Reproduce the lines below verbatim, starting with the line containing "box as xyxy=(x0,y0,x1,y1)." and continuing through the line containing "Circle shape xyxy=(398,195,404,199)", and omit the pictures.
======== Records to use ========
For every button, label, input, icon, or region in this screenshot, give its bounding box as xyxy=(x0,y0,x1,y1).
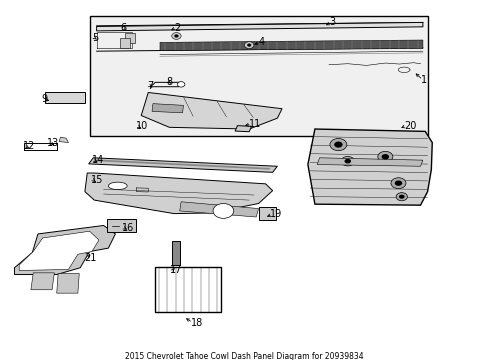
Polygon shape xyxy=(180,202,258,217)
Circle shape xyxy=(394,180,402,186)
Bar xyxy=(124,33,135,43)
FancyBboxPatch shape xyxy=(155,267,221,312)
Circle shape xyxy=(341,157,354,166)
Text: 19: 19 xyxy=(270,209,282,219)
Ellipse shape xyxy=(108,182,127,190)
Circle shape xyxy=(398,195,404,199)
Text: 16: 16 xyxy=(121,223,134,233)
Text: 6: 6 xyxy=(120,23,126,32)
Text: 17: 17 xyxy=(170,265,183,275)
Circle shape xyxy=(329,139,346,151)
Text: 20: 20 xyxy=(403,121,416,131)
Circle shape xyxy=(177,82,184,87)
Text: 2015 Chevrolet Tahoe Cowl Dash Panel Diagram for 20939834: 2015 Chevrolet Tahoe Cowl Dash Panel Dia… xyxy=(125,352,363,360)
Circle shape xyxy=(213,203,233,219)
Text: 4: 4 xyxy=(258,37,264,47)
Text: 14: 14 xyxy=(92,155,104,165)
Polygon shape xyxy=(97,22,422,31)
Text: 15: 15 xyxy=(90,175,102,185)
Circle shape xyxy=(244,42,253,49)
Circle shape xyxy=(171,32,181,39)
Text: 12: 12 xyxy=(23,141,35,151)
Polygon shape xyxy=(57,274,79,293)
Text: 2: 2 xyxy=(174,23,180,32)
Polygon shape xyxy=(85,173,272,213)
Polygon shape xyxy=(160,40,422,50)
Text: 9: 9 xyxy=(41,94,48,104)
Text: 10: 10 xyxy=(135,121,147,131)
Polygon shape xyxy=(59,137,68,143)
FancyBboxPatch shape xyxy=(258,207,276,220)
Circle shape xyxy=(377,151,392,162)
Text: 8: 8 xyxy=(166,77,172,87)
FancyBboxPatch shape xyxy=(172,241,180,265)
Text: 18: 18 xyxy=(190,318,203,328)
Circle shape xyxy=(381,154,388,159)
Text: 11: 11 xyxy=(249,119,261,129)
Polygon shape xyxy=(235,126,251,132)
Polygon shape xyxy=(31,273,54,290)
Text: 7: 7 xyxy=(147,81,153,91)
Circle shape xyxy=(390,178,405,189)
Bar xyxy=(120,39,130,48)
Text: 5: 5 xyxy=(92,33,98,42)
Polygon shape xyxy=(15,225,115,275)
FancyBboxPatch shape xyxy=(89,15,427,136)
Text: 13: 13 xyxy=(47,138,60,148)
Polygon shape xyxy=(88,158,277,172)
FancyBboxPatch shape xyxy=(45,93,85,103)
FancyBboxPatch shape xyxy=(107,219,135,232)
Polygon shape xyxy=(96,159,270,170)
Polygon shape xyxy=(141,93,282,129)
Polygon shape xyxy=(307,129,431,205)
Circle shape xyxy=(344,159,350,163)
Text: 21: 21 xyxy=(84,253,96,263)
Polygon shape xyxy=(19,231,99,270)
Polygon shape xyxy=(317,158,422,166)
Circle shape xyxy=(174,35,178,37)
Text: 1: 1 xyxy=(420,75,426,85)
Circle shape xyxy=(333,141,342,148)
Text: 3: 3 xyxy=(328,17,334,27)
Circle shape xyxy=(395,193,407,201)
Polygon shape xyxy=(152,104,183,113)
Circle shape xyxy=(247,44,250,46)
========
======== Records to use ========
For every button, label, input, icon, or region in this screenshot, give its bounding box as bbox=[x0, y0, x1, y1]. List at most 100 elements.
========
Finished task -
For every button, label, input, icon, or region in this screenshot, give its bounding box as xyxy=(x0,y0,x1,y1).
Polygon shape xyxy=(180,202,258,217)
Circle shape xyxy=(394,180,402,186)
Bar xyxy=(124,33,135,43)
FancyBboxPatch shape xyxy=(155,267,221,312)
Circle shape xyxy=(341,157,354,166)
Text: 19: 19 xyxy=(270,209,282,219)
Ellipse shape xyxy=(108,182,127,190)
Circle shape xyxy=(398,195,404,199)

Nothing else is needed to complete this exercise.